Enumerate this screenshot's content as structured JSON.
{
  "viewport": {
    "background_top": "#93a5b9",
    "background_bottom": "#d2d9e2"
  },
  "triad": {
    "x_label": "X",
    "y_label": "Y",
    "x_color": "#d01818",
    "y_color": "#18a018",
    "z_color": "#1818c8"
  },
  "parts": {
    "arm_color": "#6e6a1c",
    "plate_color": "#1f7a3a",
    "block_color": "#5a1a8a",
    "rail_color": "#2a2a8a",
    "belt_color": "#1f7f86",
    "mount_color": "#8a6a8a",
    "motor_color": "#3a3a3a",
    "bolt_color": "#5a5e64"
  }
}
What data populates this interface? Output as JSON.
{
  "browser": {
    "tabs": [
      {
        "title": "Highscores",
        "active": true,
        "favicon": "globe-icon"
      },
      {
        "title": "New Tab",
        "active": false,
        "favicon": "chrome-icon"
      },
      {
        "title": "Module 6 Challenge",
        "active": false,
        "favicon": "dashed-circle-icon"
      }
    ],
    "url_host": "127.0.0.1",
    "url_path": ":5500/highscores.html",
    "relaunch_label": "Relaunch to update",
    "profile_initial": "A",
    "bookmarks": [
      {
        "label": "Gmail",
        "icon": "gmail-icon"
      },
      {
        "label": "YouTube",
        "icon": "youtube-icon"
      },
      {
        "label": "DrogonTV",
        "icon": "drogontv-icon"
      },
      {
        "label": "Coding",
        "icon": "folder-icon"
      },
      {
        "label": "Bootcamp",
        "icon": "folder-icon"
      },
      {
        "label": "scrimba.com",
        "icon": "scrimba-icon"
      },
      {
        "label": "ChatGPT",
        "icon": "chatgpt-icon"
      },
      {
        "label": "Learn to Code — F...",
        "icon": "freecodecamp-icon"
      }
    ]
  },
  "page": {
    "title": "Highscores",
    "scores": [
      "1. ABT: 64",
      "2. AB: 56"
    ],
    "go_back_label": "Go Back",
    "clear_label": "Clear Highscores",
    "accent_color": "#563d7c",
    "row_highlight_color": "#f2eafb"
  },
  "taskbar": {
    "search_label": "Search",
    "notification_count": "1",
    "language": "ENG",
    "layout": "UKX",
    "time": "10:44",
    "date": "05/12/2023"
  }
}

○ ○ ○ ○ ○ ○ ○

Print the listing above in full, exactly as it is.

**RESPONSE**
Enumerate this screenshot's content as structured JSON.
{
  "viewport": {
    "background_top": "#93a5b9",
    "background_bottom": "#d2d9e2"
  },
  "triad": {
    "x_label": "X",
    "y_label": "Y",
    "x_color": "#d01818",
    "y_color": "#18a018",
    "z_color": "#1818c8"
  },
  "parts": {
    "arm_color": "#6e6a1c",
    "plate_color": "#1f7a3a",
    "block_color": "#5a1a8a",
    "rail_color": "#2a2a8a",
    "belt_color": "#1f7f86",
    "mount_color": "#8a6a8a",
    "motor_color": "#3a3a3a",
    "bolt_color": "#5a5e64"
  }
}
What data populates this interface? Output as JSON.
{
  "browser": {
    "tabs": [
      {
        "title": "Highscores",
        "active": true,
        "favicon": "globe-icon"
      },
      {
        "title": "New Tab",
        "active": false,
        "favicon": "chrome-icon"
      },
      {
        "title": "Module 6 Challenge",
        "active": false,
        "favicon": "dashed-circle-icon"
      }
    ],
    "url_host": "127.0.0.1",
    "url_path": ":5500/highscores.html",
    "relaunch_label": "Relaunch to update",
    "profile_initial": "A",
    "bookmarks": [
      {
        "label": "Gmail",
        "icon": "gmail-icon"
      },
      {
        "label": "YouTube",
        "icon": "youtube-icon"
      },
      {
        "label": "DrogonTV",
        "icon": "drogontv-icon"
      },
      {
        "label": "Coding",
        "icon": "folder-icon"
      },
      {
        "label": "Bootcamp",
        "icon": "folder-icon"
      },
      {
        "label": "scrimba.com",
        "icon": "scrimba-icon"
      },
      {
        "label": "ChatGPT",
        "icon": "chatgpt-icon"
      },
      {
        "label": "Learn to Code — F...",
        "icon": "freecodecamp-icon"
      }
    ]
  },
  "page": {
    "title": "Highscores",
    "scores": [
      "1. ABT: 64",
      "2. AB: 56"
    ],
    "go_back_label": "Go Back",
    "clear_label": "Clear Highscores",
    "accent_color": "#563d7c",
    "row_highlight_color": "#f2eafb"
  },
  "taskbar": {
    "search_label": "Search",
    "notification_count": "1",
    "language": "ENG",
    "layout": "UKX",
    "time": "10:44",
    "date": "05/12/2023"
  }
}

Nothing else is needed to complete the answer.